## Task instructions
Every line of the data that contains the string "this" must be copied.

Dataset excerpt
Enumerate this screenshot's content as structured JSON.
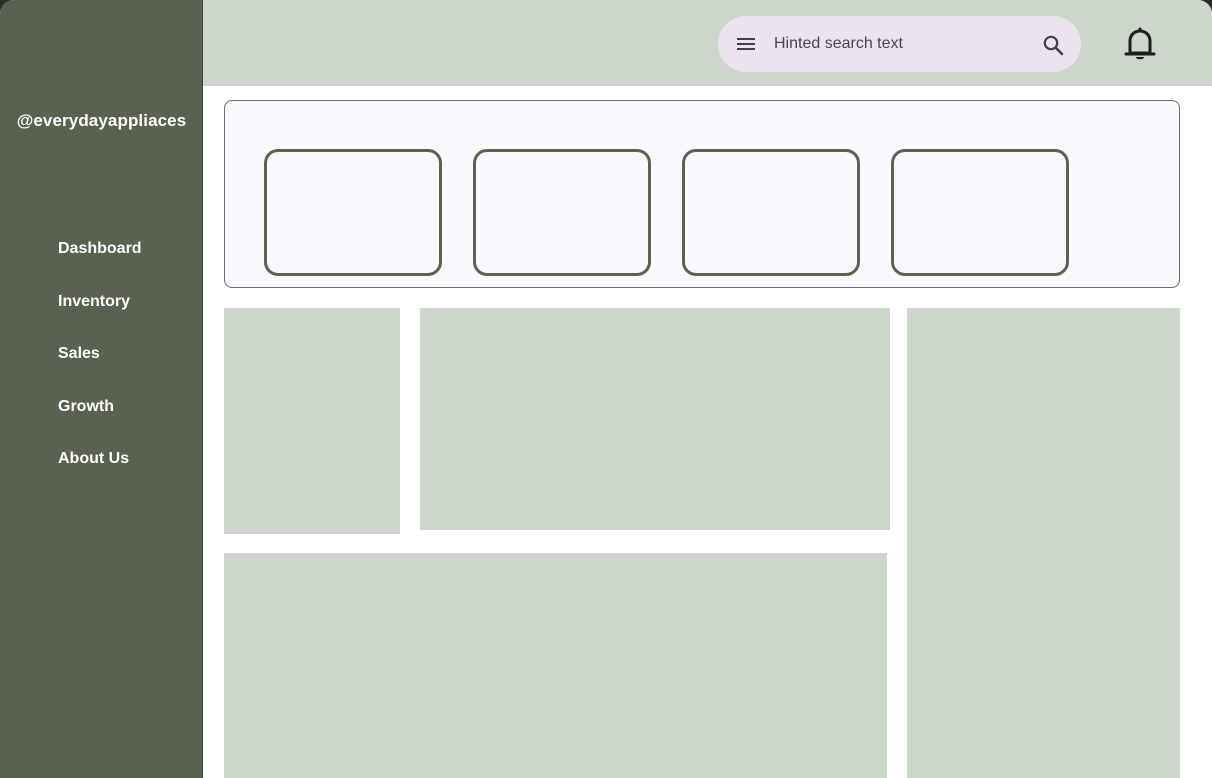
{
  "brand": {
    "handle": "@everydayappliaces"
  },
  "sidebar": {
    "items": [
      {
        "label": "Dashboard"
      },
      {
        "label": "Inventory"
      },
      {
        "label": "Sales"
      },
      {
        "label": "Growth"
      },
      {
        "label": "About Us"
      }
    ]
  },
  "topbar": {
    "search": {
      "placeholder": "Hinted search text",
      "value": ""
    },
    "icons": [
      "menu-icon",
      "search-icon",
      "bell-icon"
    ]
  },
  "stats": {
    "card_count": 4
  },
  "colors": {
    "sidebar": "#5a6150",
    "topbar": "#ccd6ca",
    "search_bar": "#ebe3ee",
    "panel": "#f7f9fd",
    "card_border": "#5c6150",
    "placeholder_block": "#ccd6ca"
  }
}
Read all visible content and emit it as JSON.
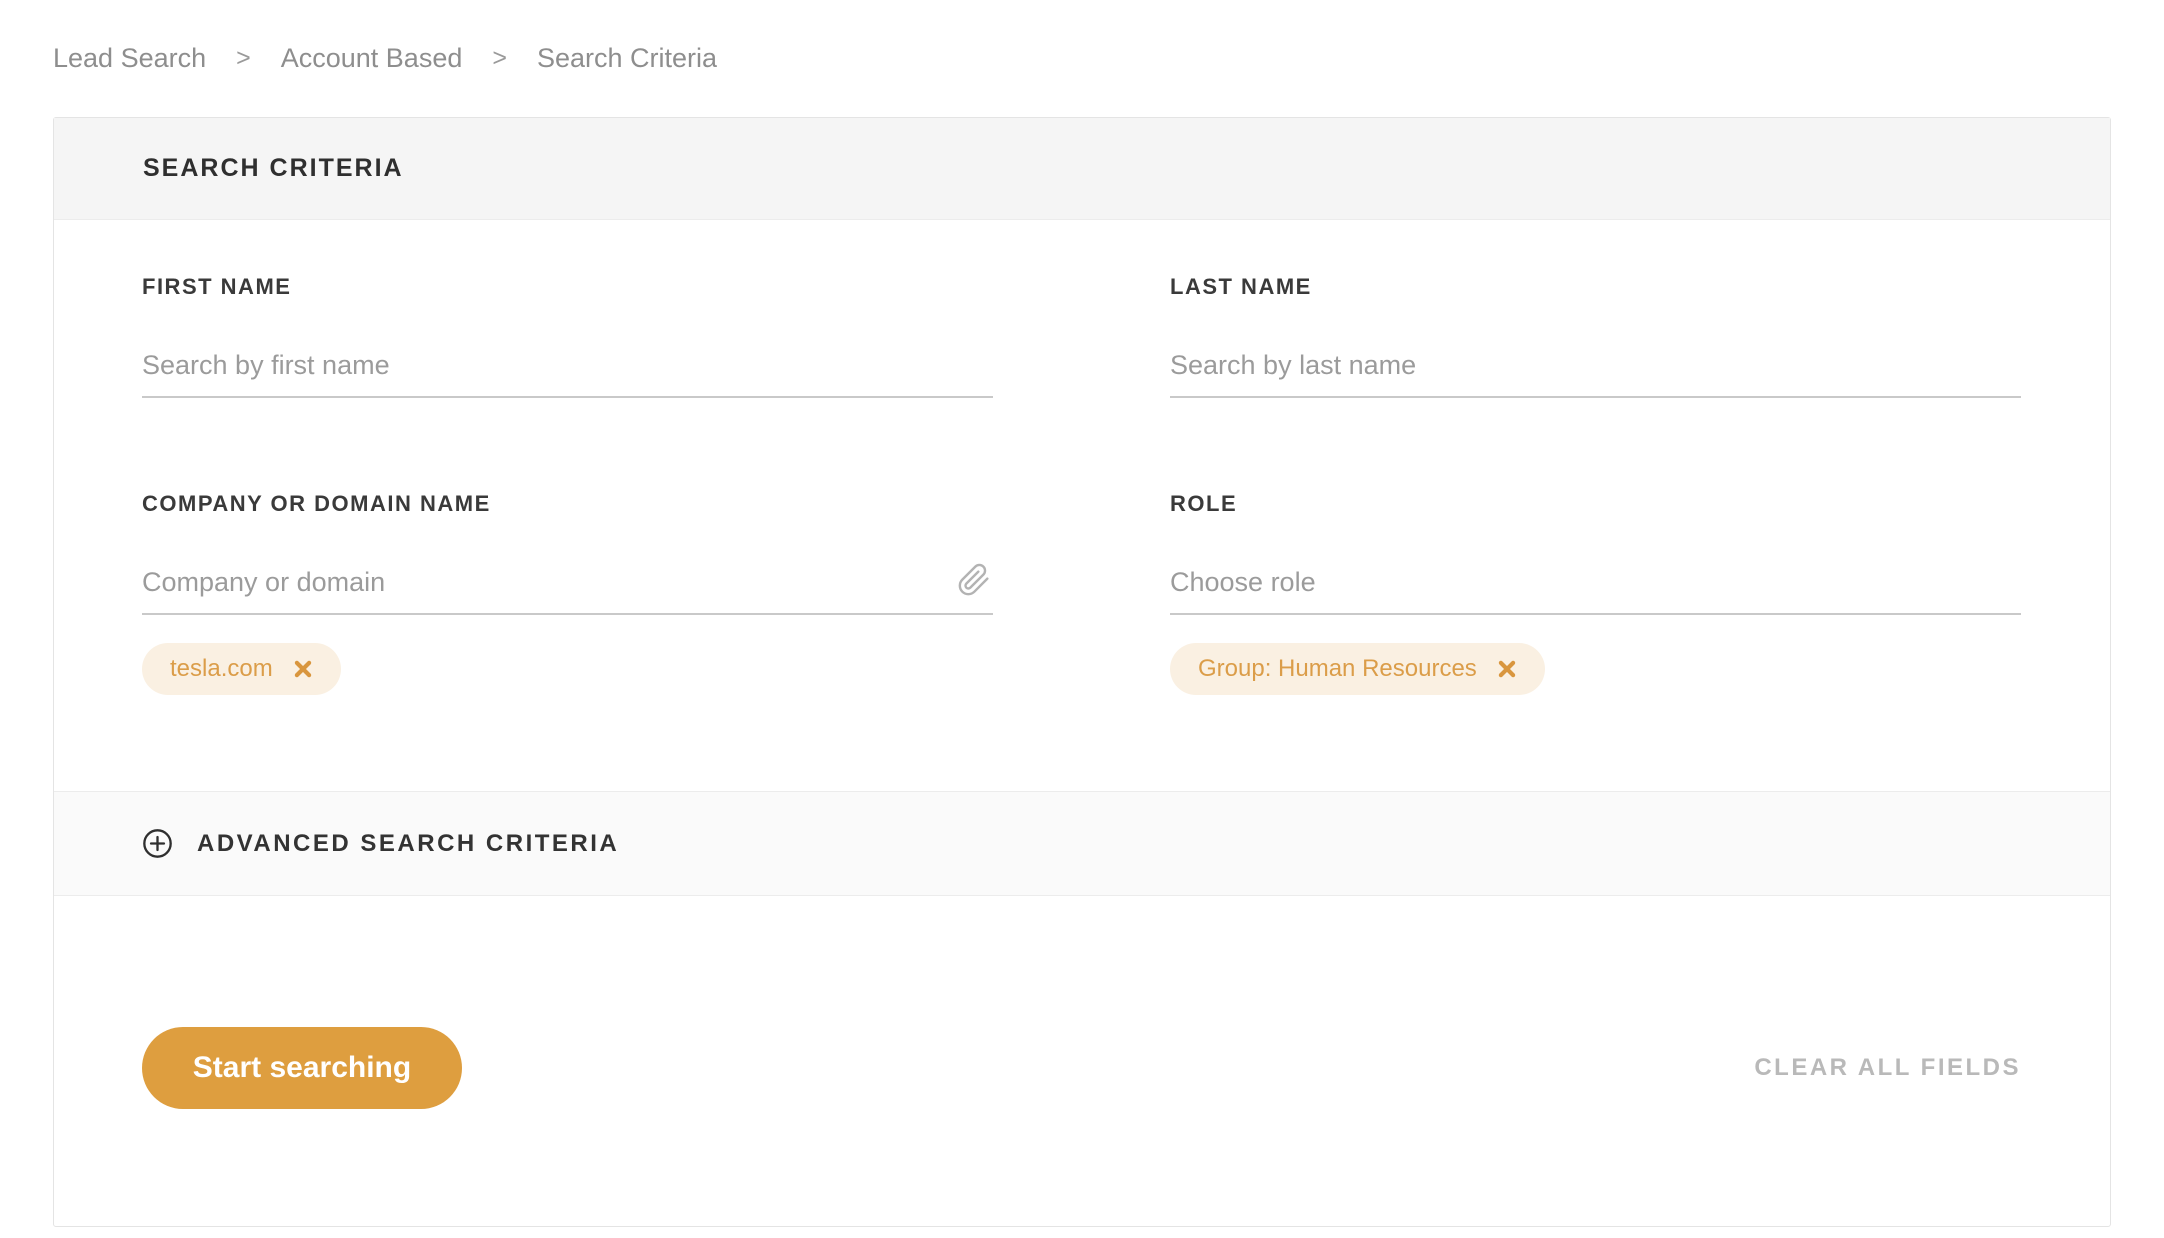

...

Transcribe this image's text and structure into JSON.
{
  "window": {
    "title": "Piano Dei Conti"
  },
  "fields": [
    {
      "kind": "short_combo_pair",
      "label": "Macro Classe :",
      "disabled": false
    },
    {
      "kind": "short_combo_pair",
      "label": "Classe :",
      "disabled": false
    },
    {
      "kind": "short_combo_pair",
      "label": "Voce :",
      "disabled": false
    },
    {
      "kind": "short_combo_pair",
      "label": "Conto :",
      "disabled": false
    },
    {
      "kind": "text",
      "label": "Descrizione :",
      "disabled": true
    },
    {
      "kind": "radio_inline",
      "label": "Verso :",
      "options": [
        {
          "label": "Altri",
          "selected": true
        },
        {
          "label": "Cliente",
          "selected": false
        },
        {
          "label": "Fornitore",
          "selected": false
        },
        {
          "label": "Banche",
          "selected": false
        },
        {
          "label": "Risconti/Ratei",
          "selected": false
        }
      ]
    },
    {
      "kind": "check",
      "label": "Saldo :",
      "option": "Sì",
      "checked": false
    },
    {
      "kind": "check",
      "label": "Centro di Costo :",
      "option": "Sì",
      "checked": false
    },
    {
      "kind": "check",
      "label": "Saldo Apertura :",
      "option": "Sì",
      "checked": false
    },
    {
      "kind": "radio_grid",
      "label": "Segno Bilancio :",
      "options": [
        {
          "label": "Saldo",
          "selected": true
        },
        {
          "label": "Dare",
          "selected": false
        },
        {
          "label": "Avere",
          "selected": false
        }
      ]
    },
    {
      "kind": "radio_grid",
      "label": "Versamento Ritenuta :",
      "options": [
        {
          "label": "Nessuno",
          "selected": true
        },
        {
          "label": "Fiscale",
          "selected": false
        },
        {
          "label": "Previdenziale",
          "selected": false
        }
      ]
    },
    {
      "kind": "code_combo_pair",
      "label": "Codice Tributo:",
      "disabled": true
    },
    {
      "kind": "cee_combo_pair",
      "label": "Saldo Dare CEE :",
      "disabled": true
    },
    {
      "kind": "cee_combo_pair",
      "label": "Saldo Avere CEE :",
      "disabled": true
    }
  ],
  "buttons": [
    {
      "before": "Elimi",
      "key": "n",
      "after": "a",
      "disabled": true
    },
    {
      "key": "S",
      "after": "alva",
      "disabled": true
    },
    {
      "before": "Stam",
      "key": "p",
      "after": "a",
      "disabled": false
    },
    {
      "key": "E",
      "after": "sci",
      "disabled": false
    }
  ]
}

## Problem solution
Enumerate this screenshot's content as structured JSON.
Transcribe this image's text and structure into JSON.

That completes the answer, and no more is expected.